A run of records
--------------------

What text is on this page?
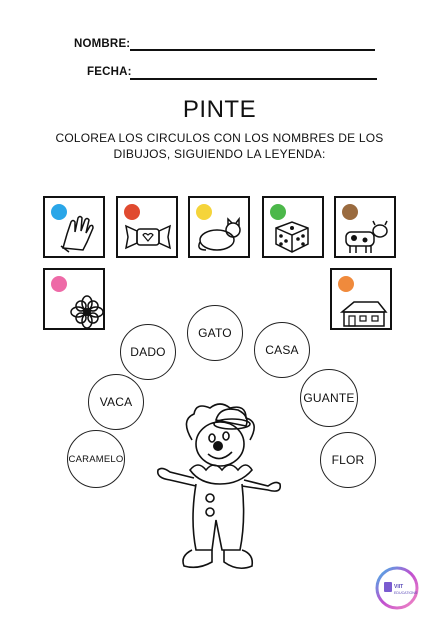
NOMBRE:
FECHA:
PINTE
COLOREA LOS CIRCULOS CON LOS NOMBRES DE LOS DIBUJOS, SIGUIENDO LA LEYENDA:
GATO
DADO	CASA
VACA	GUANTE
CARAMELO	FLOR
VIIT
EDUCATIONS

--------------------

→ **DIRECTIVE**: Each record above is to be restated exactly, with its pictures removed from the copy.

→ **OUTPUT OF THE EXERCISE**:
What text is on this page?
NOMBRE:
FECHA:
PINTE
COLOREA LOS CIRCULOS CON LOS NOMBRES DE LOS DIBUJOS, SIGUIENDO LA LEYENDA:
GATO
DADO	CASA
VACA	GUANTE
CARAMELO	FLOR
VIIT
EDUCATIONS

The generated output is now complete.